Records:

-=-=-

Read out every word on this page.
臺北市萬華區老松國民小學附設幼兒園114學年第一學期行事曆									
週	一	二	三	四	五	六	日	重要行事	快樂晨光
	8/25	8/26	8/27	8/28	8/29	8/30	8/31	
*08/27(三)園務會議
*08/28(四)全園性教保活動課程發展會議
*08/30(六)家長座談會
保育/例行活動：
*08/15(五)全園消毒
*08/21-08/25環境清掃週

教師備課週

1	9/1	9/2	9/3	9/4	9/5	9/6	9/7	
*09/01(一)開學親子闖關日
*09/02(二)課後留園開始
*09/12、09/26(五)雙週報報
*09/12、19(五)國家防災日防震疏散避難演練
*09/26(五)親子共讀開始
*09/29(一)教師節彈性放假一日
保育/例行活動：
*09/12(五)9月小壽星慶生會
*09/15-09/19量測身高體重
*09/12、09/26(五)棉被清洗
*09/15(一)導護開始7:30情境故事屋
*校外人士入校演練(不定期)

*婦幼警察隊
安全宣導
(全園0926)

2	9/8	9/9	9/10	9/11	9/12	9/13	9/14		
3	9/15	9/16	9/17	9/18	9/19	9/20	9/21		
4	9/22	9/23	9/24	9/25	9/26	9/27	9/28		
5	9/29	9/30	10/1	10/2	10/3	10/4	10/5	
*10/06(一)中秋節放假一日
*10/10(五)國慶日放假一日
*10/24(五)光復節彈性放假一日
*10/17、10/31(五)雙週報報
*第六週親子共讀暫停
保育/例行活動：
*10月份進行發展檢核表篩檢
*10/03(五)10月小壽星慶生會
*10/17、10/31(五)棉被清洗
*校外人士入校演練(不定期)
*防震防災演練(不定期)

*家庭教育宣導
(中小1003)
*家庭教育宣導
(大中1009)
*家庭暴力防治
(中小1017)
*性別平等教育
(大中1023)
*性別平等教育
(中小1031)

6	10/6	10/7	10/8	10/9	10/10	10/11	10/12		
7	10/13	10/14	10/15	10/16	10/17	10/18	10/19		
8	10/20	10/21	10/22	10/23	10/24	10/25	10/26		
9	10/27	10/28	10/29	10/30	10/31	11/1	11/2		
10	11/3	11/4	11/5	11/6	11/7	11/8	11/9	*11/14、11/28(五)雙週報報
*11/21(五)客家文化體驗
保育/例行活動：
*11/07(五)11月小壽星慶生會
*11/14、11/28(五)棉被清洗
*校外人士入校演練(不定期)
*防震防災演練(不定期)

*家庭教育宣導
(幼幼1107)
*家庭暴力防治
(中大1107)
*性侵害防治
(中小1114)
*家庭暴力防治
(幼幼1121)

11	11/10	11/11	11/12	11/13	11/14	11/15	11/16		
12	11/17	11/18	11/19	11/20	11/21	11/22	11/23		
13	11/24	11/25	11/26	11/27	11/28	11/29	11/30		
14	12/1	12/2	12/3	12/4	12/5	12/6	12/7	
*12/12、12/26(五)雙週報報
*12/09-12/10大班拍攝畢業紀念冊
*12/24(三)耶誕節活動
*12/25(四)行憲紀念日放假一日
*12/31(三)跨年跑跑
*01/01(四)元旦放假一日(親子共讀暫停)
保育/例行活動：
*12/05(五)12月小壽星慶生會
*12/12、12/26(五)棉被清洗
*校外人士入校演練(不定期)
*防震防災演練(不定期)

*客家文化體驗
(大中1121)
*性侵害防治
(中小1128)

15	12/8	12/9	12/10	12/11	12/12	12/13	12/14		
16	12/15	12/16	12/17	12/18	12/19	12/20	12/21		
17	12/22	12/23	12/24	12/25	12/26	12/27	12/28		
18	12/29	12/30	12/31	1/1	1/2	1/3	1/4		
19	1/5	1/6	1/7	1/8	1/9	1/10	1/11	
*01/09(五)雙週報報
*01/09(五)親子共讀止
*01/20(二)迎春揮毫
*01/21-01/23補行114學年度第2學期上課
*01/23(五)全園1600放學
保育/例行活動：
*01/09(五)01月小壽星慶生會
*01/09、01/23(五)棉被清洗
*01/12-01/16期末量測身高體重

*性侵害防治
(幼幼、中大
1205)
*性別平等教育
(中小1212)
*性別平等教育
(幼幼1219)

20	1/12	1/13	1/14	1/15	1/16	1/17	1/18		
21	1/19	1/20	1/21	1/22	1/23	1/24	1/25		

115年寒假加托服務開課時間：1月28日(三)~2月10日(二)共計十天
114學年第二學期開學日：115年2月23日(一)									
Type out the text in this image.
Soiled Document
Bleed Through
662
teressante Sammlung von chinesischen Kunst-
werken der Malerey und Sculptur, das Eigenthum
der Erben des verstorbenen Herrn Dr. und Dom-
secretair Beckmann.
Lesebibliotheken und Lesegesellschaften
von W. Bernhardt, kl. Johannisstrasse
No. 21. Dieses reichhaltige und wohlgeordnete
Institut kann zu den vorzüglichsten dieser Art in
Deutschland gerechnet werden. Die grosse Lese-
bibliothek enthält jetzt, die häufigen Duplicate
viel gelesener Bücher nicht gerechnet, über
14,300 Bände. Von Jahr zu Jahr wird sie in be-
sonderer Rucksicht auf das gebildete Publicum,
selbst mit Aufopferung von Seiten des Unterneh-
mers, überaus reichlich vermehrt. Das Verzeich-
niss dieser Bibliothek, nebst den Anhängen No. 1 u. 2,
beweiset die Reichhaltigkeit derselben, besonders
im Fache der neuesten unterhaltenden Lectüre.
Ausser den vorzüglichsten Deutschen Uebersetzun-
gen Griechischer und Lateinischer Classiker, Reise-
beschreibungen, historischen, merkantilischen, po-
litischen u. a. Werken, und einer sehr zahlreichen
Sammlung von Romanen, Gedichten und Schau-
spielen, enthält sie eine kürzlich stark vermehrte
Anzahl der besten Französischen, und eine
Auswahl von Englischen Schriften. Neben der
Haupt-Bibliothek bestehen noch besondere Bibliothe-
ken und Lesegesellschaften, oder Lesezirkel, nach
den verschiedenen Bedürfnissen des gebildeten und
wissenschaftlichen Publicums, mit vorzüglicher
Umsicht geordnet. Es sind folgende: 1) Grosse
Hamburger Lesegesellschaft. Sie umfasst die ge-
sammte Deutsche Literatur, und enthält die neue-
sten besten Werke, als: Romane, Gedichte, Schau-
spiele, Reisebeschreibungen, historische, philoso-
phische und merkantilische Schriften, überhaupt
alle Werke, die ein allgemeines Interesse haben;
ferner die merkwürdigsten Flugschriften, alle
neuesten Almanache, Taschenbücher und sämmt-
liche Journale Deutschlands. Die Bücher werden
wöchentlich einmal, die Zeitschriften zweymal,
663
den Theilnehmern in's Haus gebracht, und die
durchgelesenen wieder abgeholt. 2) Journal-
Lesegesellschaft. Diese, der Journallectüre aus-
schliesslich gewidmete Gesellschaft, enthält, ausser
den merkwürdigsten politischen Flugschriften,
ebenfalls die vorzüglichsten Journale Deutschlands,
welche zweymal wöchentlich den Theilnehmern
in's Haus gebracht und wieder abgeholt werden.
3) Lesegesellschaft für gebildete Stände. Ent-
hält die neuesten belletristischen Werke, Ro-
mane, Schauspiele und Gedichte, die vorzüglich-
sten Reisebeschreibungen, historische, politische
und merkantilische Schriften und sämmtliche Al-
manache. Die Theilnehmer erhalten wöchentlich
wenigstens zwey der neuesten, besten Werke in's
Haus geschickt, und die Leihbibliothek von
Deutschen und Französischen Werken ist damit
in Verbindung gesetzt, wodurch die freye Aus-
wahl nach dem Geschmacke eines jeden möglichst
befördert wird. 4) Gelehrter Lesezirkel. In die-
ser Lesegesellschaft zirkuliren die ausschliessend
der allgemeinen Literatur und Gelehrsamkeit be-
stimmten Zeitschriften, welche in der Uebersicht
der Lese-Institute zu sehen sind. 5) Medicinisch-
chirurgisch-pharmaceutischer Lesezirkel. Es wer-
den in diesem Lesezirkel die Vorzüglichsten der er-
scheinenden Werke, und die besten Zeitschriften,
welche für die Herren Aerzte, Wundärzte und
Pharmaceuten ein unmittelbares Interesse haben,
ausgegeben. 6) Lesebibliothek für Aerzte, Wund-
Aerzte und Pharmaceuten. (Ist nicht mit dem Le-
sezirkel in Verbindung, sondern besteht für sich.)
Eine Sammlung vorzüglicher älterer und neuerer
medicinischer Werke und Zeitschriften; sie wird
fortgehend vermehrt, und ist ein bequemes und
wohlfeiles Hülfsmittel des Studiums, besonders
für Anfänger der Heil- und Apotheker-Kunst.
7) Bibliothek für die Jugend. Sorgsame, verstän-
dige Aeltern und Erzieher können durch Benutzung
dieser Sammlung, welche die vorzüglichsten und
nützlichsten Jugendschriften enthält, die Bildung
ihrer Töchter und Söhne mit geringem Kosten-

-=-=-

• Instructions to follow
Among the lines of the material, find those that hold the word "neuesten" and copy them.

• Result for this exercise
im Fache der neuesten unterhaltenden Lectüre.
neuesten Almanache, Taschenbücher und sämmt-
hält die neuesten belletristischen Werke, Ro-
wenigstens zwey der neuesten, besten Werke in's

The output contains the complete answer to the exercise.